▶ **EXERCISE OBJECTIVE**: Draw out every line with the word "radar" from the listing below.

________________________

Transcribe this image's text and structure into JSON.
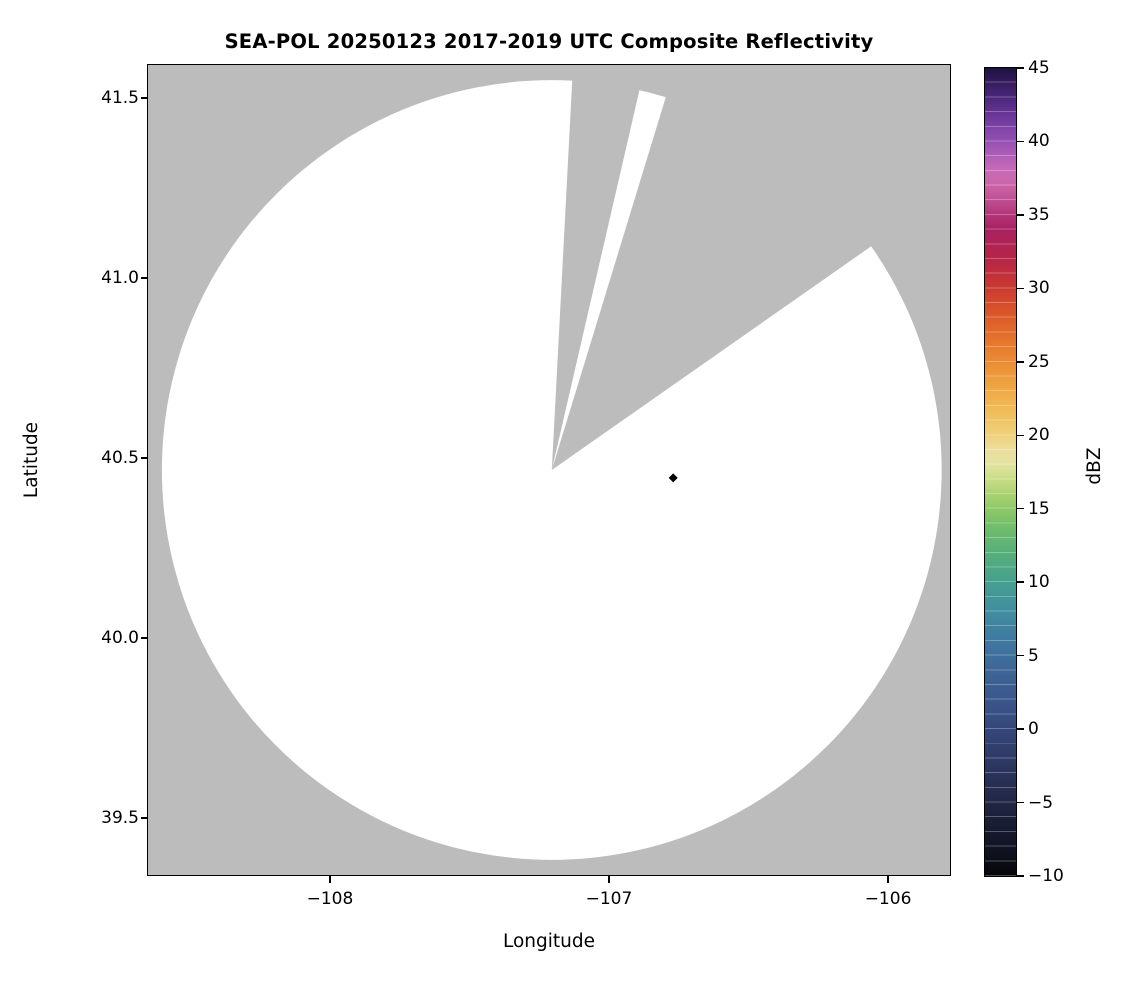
{
  "title": "SEA-POL 20250123 2017-2019 UTC Composite Reflectivity",
  "axes": {
    "xlabel": "Longitude",
    "ylabel": "Latitude"
  },
  "colorbar": {
    "label": "dBZ",
    "min": -10,
    "max": 45,
    "tick_values": [
      45,
      40,
      35,
      30,
      25,
      20,
      15,
      10,
      5,
      0,
      -5,
      -10
    ],
    "tick_labels": [
      "45",
      "40",
      "35",
      "30",
      "25",
      "20",
      "15",
      "10",
      "5",
      "0",
      "−5",
      "−10"
    ],
    "stops": [
      [
        -10,
        "#060608"
      ],
      [
        -8,
        "#121424"
      ],
      [
        -6,
        "#1c2038"
      ],
      [
        -4,
        "#262d50"
      ],
      [
        -2,
        "#2e3a66"
      ],
      [
        0,
        "#35477b"
      ],
      [
        2,
        "#3a568b"
      ],
      [
        4,
        "#3d6697"
      ],
      [
        6,
        "#3f79a0"
      ],
      [
        8,
        "#408da0"
      ],
      [
        10,
        "#45a08f"
      ],
      [
        12,
        "#57b079"
      ],
      [
        14,
        "#75bf69"
      ],
      [
        15,
        "#8ec968"
      ],
      [
        16,
        "#aad272"
      ],
      [
        17,
        "#c8dd86"
      ],
      [
        18,
        "#e2e3a0"
      ],
      [
        19,
        "#ecdf9e"
      ],
      [
        20,
        "#f0d07c"
      ],
      [
        22,
        "#f1b852"
      ],
      [
        24,
        "#ee9b3b"
      ],
      [
        26,
        "#e77c2e"
      ],
      [
        28,
        "#dc5c29"
      ],
      [
        30,
        "#cb3a30"
      ],
      [
        32,
        "#b62547"
      ],
      [
        34,
        "#a92161"
      ],
      [
        35,
        "#b23579"
      ],
      [
        36,
        "#c14f93"
      ],
      [
        37,
        "#cd64a8"
      ],
      [
        38,
        "#c76ab8"
      ],
      [
        39,
        "#b15fb8"
      ],
      [
        40,
        "#9650b2"
      ],
      [
        41,
        "#7d42a6"
      ],
      [
        42,
        "#643394"
      ],
      [
        43,
        "#4b277b"
      ],
      [
        44,
        "#351c5e"
      ],
      [
        45,
        "#1d1140"
      ]
    ]
  },
  "chart_data": {
    "type": "heatmap",
    "subtype": "radar-composite-reflectivity-map",
    "title": "SEA-POL 20250123 2017-2019 UTC Composite Reflectivity",
    "xlabel": "Longitude",
    "ylabel": "Latitude",
    "xlim": [
      -108.652,
      -105.778
    ],
    "ylim": [
      39.342,
      41.592
    ],
    "xtick_values": [
      -108,
      -107,
      -106
    ],
    "xtick_labels": [
      "−108",
      "−107",
      "−106"
    ],
    "ytick_values": [
      41.5,
      41.0,
      40.5,
      40.0,
      39.5
    ],
    "ytick_labels": [
      "41.5",
      "41.0",
      "40.5",
      "40.0",
      "39.5"
    ],
    "grid": false,
    "legend": false,
    "colorbar_label": "dBZ",
    "colorbar_range": [
      -10,
      45
    ],
    "colorbar_ticks": [
      -10,
      -5,
      0,
      5,
      10,
      15,
      20,
      25,
      30,
      35,
      40,
      45
    ],
    "radar": {
      "center_lon": -107.205,
      "center_lat": 40.467,
      "coverage_radius_deg_lat": 1.083
    },
    "blocked_sectors_azimuth_deg": [
      [
        3,
        13
      ],
      [
        17,
        55
      ]
    ],
    "markers": [
      {
        "lon": -106.77,
        "lat": 40.445,
        "shape": "diamond",
        "color": "#000000",
        "value_note": "small dark reflectivity pixel"
      }
    ],
    "colors": {
      "no_coverage_bg": "#bcbcbc",
      "coverage_fill": "#ffffff",
      "frame": "#000000"
    }
  }
}
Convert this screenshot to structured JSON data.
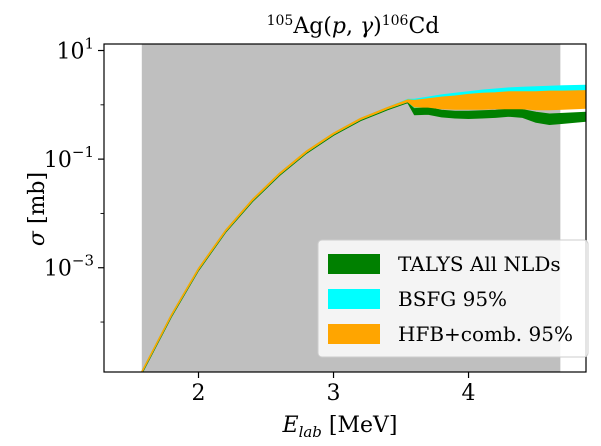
{
  "chart_data": {
    "type": "area",
    "title": "105Ag(p, γ)106Cd",
    "xlabel": "Elab [MeV]",
    "ylabel": "σ [mb]",
    "xlim": [
      1.3,
      4.87
    ],
    "yscale": "log",
    "ylim_log10": [
      -4.92,
      1.12
    ],
    "x_ticks": [
      {
        "value": 2,
        "label": "2"
      },
      {
        "value": 3,
        "label": "3"
      },
      {
        "value": 4,
        "label": "4"
      }
    ],
    "y_ticks": [
      {
        "value": 1,
        "base": "10",
        "exp": "1"
      },
      {
        "value": -1,
        "base": "10",
        "exp": "−1"
      },
      {
        "value": -3,
        "base": "10",
        "exp": "−3"
      }
    ],
    "shaded_region": {
      "x_start": 1.58,
      "x_end": 4.68,
      "color": "#bfbfbf"
    },
    "series": [
      {
        "name": "TALYS All NLDs",
        "color": "#008000",
        "x": [
          1.58,
          1.8,
          2.0,
          2.2,
          2.4,
          2.6,
          2.8,
          3.0,
          3.2,
          3.4,
          3.55,
          3.6,
          3.7,
          3.8,
          3.9,
          4.0,
          4.1,
          4.2,
          4.3,
          4.4,
          4.5,
          4.6,
          4.7,
          4.87
        ],
        "log_lower": [
          -4.95,
          -3.9,
          -3.05,
          -2.35,
          -1.78,
          -1.3,
          -0.89,
          -0.56,
          -0.29,
          -0.09,
          0.04,
          -0.18,
          -0.17,
          -0.22,
          -0.24,
          -0.25,
          -0.24,
          -0.23,
          -0.21,
          -0.23,
          -0.32,
          -0.36,
          -0.34,
          -0.3
        ],
        "log_upper": [
          -4.92,
          -3.87,
          -3.02,
          -2.32,
          -1.75,
          -1.27,
          -0.86,
          -0.53,
          -0.26,
          -0.06,
          0.08,
          -0.06,
          -0.05,
          -0.1,
          -0.12,
          -0.12,
          -0.11,
          -0.1,
          -0.08,
          -0.09,
          -0.14,
          -0.17,
          -0.16,
          -0.14
        ]
      },
      {
        "name": "BSFG 95%",
        "color": "#00ffff",
        "x": [
          1.58,
          1.8,
          2.0,
          2.2,
          2.4,
          2.6,
          2.8,
          3.0,
          3.2,
          3.4,
          3.55,
          3.6,
          3.7,
          3.8,
          3.9,
          4.0,
          4.1,
          4.2,
          4.3,
          4.4,
          4.5,
          4.6,
          4.7,
          4.87
        ],
        "log_lower": [
          -4.93,
          -3.88,
          -3.03,
          -2.33,
          -1.76,
          -1.28,
          -0.87,
          -0.54,
          -0.27,
          -0.07,
          0.06,
          -0.05,
          -0.03,
          -0.01,
          0.01,
          0.03,
          0.05,
          0.07,
          0.09,
          0.1,
          0.11,
          0.13,
          0.14,
          0.16
        ],
        "log_upper": [
          -4.91,
          -3.86,
          -3.01,
          -2.31,
          -1.74,
          -1.26,
          -0.85,
          -0.52,
          -0.25,
          -0.05,
          0.1,
          0.1,
          0.14,
          0.18,
          0.21,
          0.24,
          0.27,
          0.29,
          0.31,
          0.32,
          0.33,
          0.34,
          0.35,
          0.36
        ]
      },
      {
        "name": "HFB+comb. 95%",
        "color": "#ffa500",
        "x": [
          1.58,
          1.8,
          2.0,
          2.2,
          2.4,
          2.6,
          2.8,
          3.0,
          3.2,
          3.4,
          3.55,
          3.6,
          3.7,
          3.8,
          3.9,
          4.0,
          4.1,
          4.2,
          4.3,
          4.4,
          4.5,
          4.6,
          4.7,
          4.87
        ],
        "log_lower": [
          -4.93,
          -3.88,
          -3.03,
          -2.33,
          -1.76,
          -1.28,
          -0.87,
          -0.54,
          -0.27,
          -0.07,
          0.06,
          -0.04,
          -0.04,
          -0.07,
          -0.08,
          -0.08,
          -0.08,
          -0.07,
          -0.07,
          -0.07,
          -0.09,
          -0.09,
          -0.08,
          -0.06
        ],
        "log_upper": [
          -4.91,
          -3.86,
          -3.01,
          -2.31,
          -1.74,
          -1.26,
          -0.85,
          -0.52,
          -0.25,
          -0.05,
          0.09,
          0.08,
          0.11,
          0.14,
          0.16,
          0.19,
          0.21,
          0.22,
          0.24,
          0.24,
          0.24,
          0.25,
          0.25,
          0.26
        ]
      }
    ],
    "legend": {
      "position": "lower-right"
    }
  }
}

________________________

▶ **COMPLETE RESPONSE**:
    "subtype": "radar-composite-reflectivity-map",
    "radar": {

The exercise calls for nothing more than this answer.